**SEITENAUSZUG:**
——————————
# Einsteigerfragen - Zwei Teichbecken verbinden - Pumpe - Filter



## Zodiac (6. Mai 2012)

Hallo zusammen,

wir planen die Anlage eines kleinen Teiches, bestehend aus zwei rechteckigen Formbecken. Diese haben eine Länge von je 175 cm, eine Breite von 125 cm und eine Tiefe von 80 cm, d.h. jedes Becken fasst etwa 1700 Liter. Die Becken sollen unmittelbar hintereinander stehen und mittels zwei Rohren/Schläuchen verbunden werden, so dass man ein Gesamtvolumen von 3400 Liter hat. Der Teich liegt im Halbschatten, wenig Laubeinfall.

Nach Lesen Eurer Beiträge, insb. der sehr informativen Einführungen, haben wir uns entschlossen, den Teich zu bepflanzen, wobei nur die Möglichkeit mittels Pflanzkörben besteht (die Becken haben keine Stufen etc.). Später sollen auch ein paar kleine Fische rein (gegen Mückenlarven). Auf den Teichboden soll ein Sand-Lehm-Substrat. Im Hinblick auf die Fische wollen wir auf jeden Fall einen Filter einbauen.

Nunmehr stellen sich uns noch einige Fragen:

1.
Wie und an welcher Stelle sollte man die Verbindung der beiden Becken vornehmen (in mittlerer Höhe der Becken oder eher unten; beide Rohre/Schläuche auf gleiche Höhe oder versetzt; Rohrdurchmesser)?

2.
An welcher Stelle sollte man den Anschluss für die Pumpenschläuche (Zu- und Abfluss) vorsehen? Unsere bisherige Überlegung ist: Abfluss aus dem Becken (d.h. Zufluss zur Pumpe) an der Stirnseite des einen Beckens im unteren Drittel und Zufluss zum Becken an der gegenüberliegenden Stirnseite des anderen Beckens im oberen Bereich, so dass das Wasser in beiden Becken zirkuliert.

3.
Was für ein __ Filtersystem ist empfehlenswert? Gibt es nicht – abweichend von den mehreren Systemen, die auf der Einführungsseite zeichnerisch dargestellt sind und die weitgehend voraussetzen, dass die Filter tiefer liegen als der Abfluss - auch die Möglichkeit, in den Zuflussschlauch zur Pumpe einfach einen Filter zwischenzuschalten, so dass die Pumpe das Wasser vom Becken durch den Filter ansaugt? Welche Art von Filter brauchen wir?
——————————
**BEREITGESTELLTES MATERIAL:**

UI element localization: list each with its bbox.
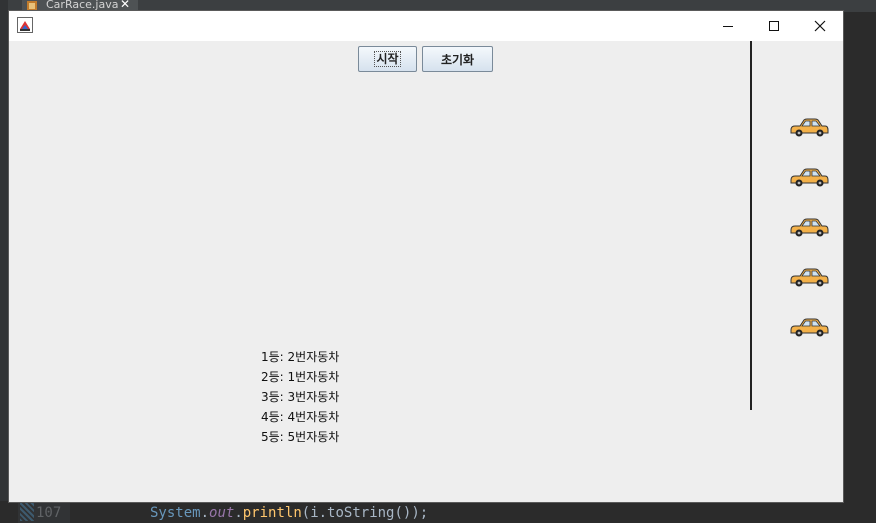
code-line[interactable]: System.out.println(i.toString());: [150, 505, 428, 521]
reset-button[interactable]: 초기화: [422, 46, 493, 72]
code-args: (i.toString());: [301, 505, 429, 521]
result-rank-5: 5등: 5번자동차: [261, 430, 340, 444]
result-rank-1: 1등: 2번자동차: [261, 350, 340, 364]
tab-close-icon[interactable]: ✕: [120, 0, 130, 10]
finish-line: [750, 41, 752, 410]
maximize-button[interactable]: [751, 11, 797, 41]
car-icon: [790, 218, 829, 237]
maximize-icon: [769, 21, 779, 31]
code-dot: .: [234, 505, 243, 521]
car-icon: [790, 168, 829, 187]
java-file-icon: [27, 1, 37, 11]
code-field: out: [209, 505, 235, 521]
code-method: println: [242, 505, 302, 521]
minimize-icon: [723, 26, 733, 27]
result-rank-2: 2등: 1번자동차: [261, 370, 340, 384]
code-class: System: [150, 505, 201, 521]
car-race-window: 시작 초기화 1등: 2번자동차 2등: 1번자동차 3등: 3번자동차 4등:…: [9, 11, 843, 502]
car-icon: [790, 118, 829, 137]
race-panel: 시작 초기화 1등: 2번자동차 2등: 1번자동차 3등: 3번자동차 4등:…: [9, 41, 843, 502]
close-button[interactable]: [797, 11, 843, 41]
ide-tab-label: CarRace.java: [46, 0, 119, 11]
close-icon: [814, 20, 826, 32]
result-rank-3: 3등: 3번자동차: [261, 390, 340, 404]
ide-editor-area: [0, 501, 876, 523]
start-button[interactable]: 시작: [358, 46, 417, 72]
gutter-marker-icon: [20, 503, 34, 521]
start-button-label: 시작: [374, 51, 401, 67]
minimize-button[interactable]: [705, 11, 751, 41]
code-dot: .: [200, 505, 210, 521]
window-titlebar[interactable]: [9, 11, 843, 41]
result-rank-4: 4등: 4번자동차: [261, 410, 340, 424]
ide-left-strip: [0, 0, 8, 523]
car-icon: [790, 268, 829, 287]
line-number: 107: [36, 505, 62, 521]
car-icon: [790, 318, 829, 337]
java-app-icon: [17, 17, 33, 33]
——————————
**DEINE AUFGABEN:**
a. Ersetze im Seitenauszug über die Teichplanung „Sand-Lehm-Substrat“ durch „Kies-Substrat“ und gib dabei den Abschnitt wieder, der mit den Worten „Nach Lesen Eurer“ beginnt und mit „oder versetzt; Rohrdurchmesser)?“ endet.
b. Wie viele Liter fasst laut dem Seitenauszug über die Teichplanung jedes der beiden Formbecken?

**DIE LÖSUNGEN:**
a.
Nach Lesen Eurer Beiträge, insb. der sehr informativen Einführungen, haben wir uns entschlossen, den Teich zu bepflanzen, wobei nur die Möglichkeit mittels Pflanzkörben besteht (die Becken haben keine Stufen etc.). Später sollen auch ein paar kleine Fische rein (gegen Mückenlarven). Auf den Teichboden soll ein Kies-Substrat. Im Hinblick auf die Fische wollen wir auf jeden Fall einen Filter einbauen.

Nunmehr stellen sich uns noch einige Fragen:

1.
Wie und an welcher Stelle sollte man die Verbindung der beiden Becken vornehmen (in mittlerer Höhe der Becken oder eher unten; beide Rohre/Schläuche auf gleiche Höhe oder versetzt; Rohrdurchmesser)?

b. Jedes Becken fasst etwa 1700 Liter.